* RECORDS TO USE
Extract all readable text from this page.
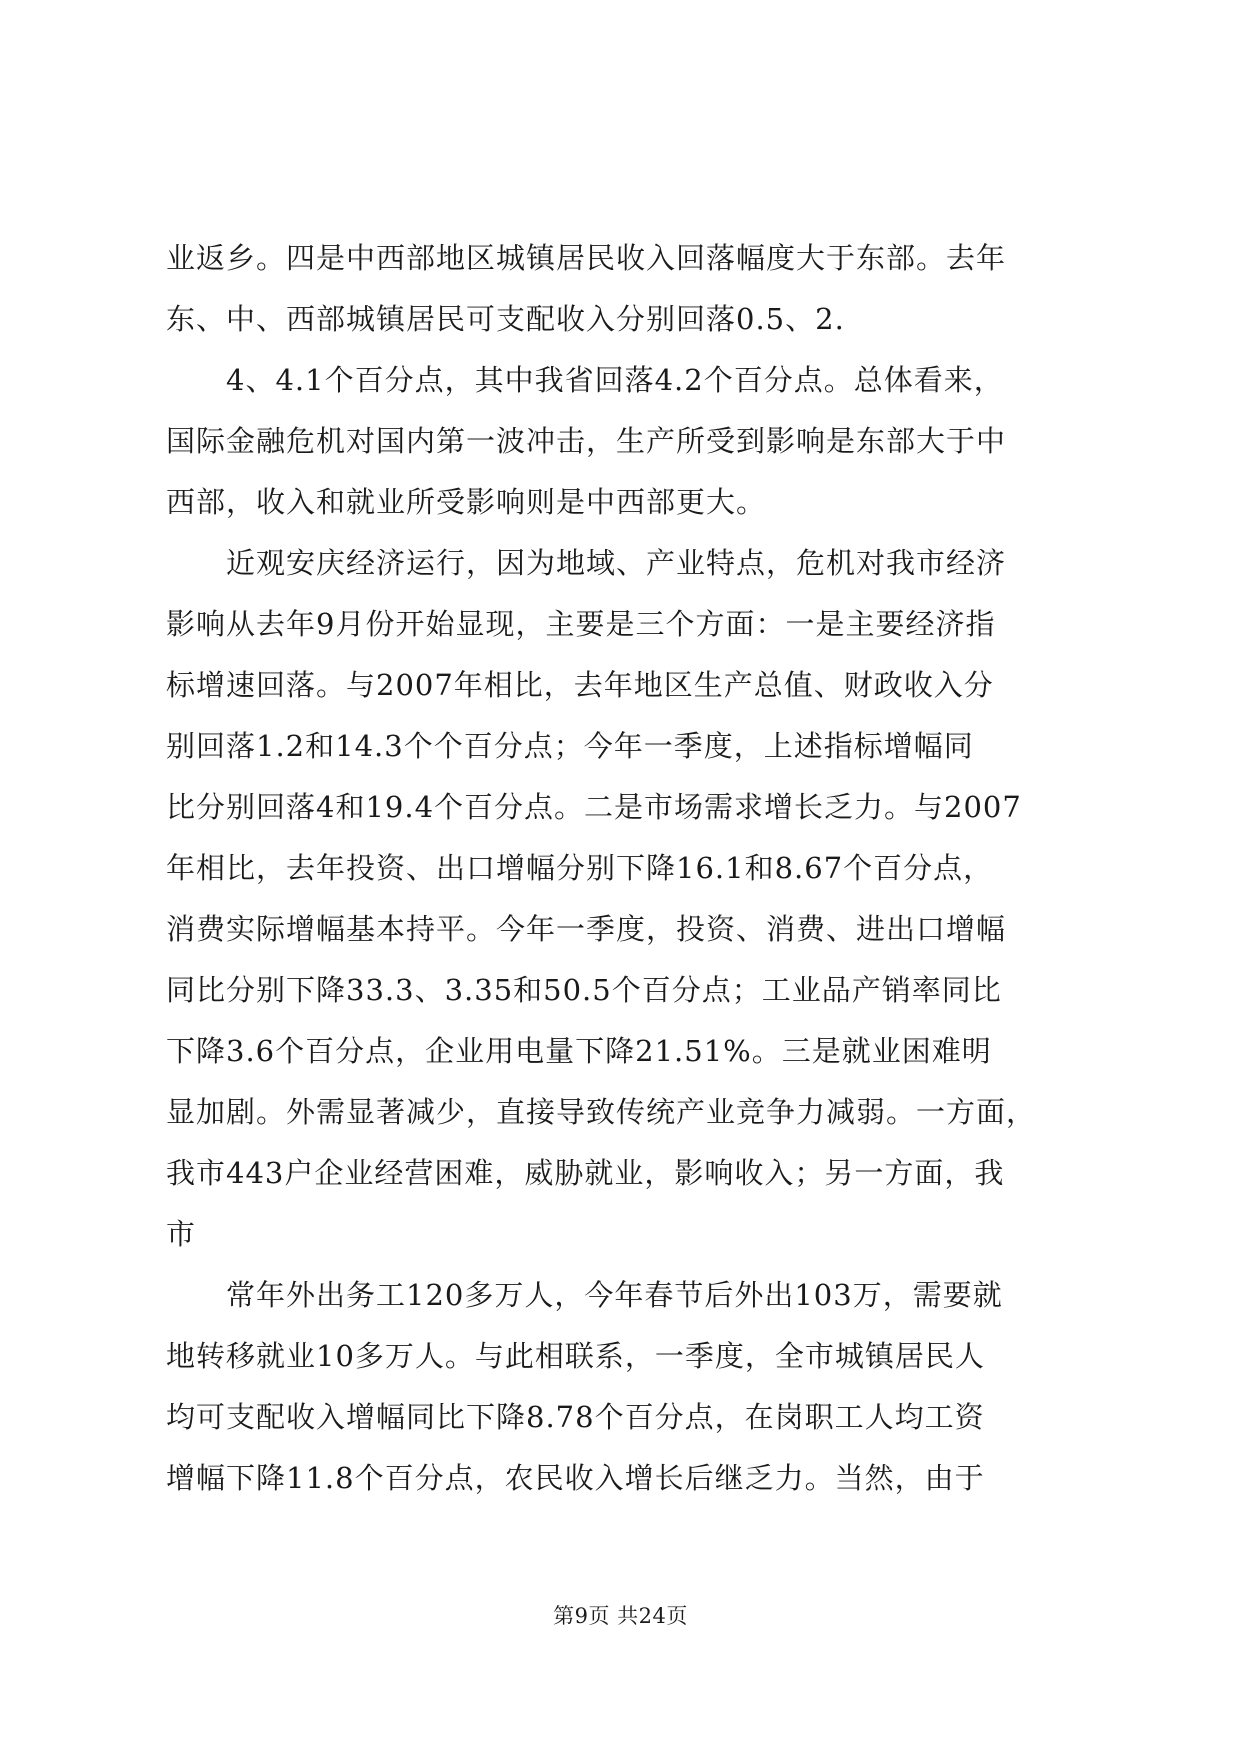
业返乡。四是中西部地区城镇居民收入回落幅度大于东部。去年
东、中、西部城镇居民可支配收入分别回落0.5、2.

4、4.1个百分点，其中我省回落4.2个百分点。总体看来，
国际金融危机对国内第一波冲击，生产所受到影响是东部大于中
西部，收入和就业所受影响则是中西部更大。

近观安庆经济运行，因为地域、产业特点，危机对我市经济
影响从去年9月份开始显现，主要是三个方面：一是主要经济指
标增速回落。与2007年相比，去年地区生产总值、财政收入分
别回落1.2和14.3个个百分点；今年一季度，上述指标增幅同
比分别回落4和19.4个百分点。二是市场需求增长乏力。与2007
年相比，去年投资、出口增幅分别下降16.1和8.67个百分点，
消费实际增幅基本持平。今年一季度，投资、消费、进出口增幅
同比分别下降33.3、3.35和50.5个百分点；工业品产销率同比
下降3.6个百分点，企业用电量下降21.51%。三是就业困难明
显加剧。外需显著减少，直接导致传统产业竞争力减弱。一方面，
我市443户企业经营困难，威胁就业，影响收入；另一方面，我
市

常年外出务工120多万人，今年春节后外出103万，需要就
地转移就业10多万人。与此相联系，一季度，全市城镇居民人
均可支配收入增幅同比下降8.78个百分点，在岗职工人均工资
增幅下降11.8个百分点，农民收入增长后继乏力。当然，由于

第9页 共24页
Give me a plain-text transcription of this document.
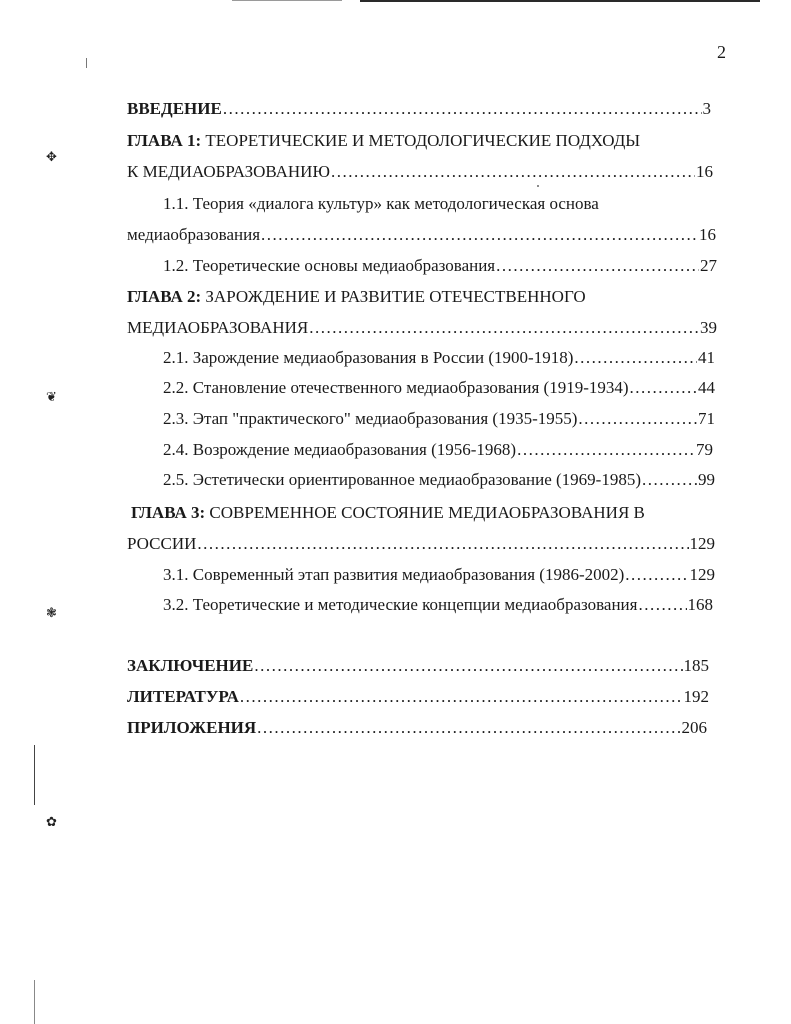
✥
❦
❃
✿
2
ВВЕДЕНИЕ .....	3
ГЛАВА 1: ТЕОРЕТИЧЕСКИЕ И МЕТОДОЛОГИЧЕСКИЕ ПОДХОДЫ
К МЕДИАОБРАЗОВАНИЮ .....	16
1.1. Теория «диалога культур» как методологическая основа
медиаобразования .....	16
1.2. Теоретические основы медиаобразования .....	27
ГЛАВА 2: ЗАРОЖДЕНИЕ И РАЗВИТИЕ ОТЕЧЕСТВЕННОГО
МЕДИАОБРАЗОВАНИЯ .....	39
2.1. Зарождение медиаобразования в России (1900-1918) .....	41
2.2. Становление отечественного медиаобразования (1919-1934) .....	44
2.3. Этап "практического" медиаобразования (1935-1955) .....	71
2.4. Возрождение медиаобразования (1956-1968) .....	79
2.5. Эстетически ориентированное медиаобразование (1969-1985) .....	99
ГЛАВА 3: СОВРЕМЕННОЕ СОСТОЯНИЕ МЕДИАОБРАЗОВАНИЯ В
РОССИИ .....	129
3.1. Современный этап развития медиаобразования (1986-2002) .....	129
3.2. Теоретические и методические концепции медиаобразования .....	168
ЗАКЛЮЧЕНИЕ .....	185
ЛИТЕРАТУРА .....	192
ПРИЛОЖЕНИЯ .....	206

* YOUR TASK
The records above are to be restated exactly, without their pictures.

* EXERCISE RESULT
Extract all readable text from this page.
业返乡。四是中西部地区城镇居民收入回落幅度大于东部。去年
东、中、西部城镇居民可支配收入分别回落0.5、2.

4、4.1个百分点，其中我省回落4.2个百分点。总体看来，
国际金融危机对国内第一波冲击，生产所受到影响是东部大于中
西部，收入和就业所受影响则是中西部更大。

近观安庆经济运行，因为地域、产业特点，危机对我市经济
影响从去年9月份开始显现，主要是三个方面：一是主要经济指
标增速回落。与2007年相比，去年地区生产总值、财政收入分
别回落1.2和14.3个个百分点；今年一季度，上述指标增幅同
比分别回落4和19.4个百分点。二是市场需求增长乏力。与2007
年相比，去年投资、出口增幅分别下降16.1和8.67个百分点，
消费实际增幅基本持平。今年一季度，投资、消费、进出口增幅
同比分别下降33.3、3.35和50.5个百分点；工业品产销率同比
下降3.6个百分点，企业用电量下降21.51%。三是就业困难明
显加剧。外需显著减少，直接导致传统产业竞争力减弱。一方面，
我市443户企业经营困难，威胁就业，影响收入；另一方面，我
市

常年外出务工120多万人，今年春节后外出103万，需要就
地转移就业10多万人。与此相联系，一季度，全市城镇居民人
均可支配收入增幅同比下降8.78个百分点，在岗职工人均工资
增幅下降11.8个百分点，农民收入增长后继乏力。当然，由于

第9页 共24页
Give me a plain-text transcription of this document.
✥
❦
❃
✿
2
ВВЕДЕНИЕ .....	3
ГЛАВА 1: ТЕОРЕТИЧЕСКИЕ И МЕТОДОЛОГИЧЕСКИЕ ПОДХОДЫ
К МЕДИАОБРАЗОВАНИЮ .....	16
1.1. Теория «диалога культур» как методологическая основа
медиаобразования .....	16
1.2. Теоретические основы медиаобразования .....	27
ГЛАВА 2: ЗАРОЖДЕНИЕ И РАЗВИТИЕ ОТЕЧЕСТВЕННОГО
МЕДИАОБРАЗОВАНИЯ .....	39
2.1. Зарождение медиаобразования в России (1900-1918) .....	41
2.2. Становление отечественного медиаобразования (1919-1934) .....	44
2.3. Этап "практического" медиаобразования (1935-1955) .....	71
2.4. Возрождение медиаобразования (1956-1968) .....	79
2.5. Эстетически ориентированное медиаобразование (1969-1985) .....	99
ГЛАВА 3: СОВРЕМЕННОЕ СОСТОЯНИЕ МЕДИАОБРАЗОВАНИЯ В
РОССИИ .....	129
3.1. Современный этап развития медиаобразования (1986-2002) .....	129
3.2. Теоретические и методические концепции медиаобразования .....	168
ЗАКЛЮЧЕНИЕ .....	185
ЛИТЕРАТУРА .....	192
ПРИЛОЖЕНИЯ .....	206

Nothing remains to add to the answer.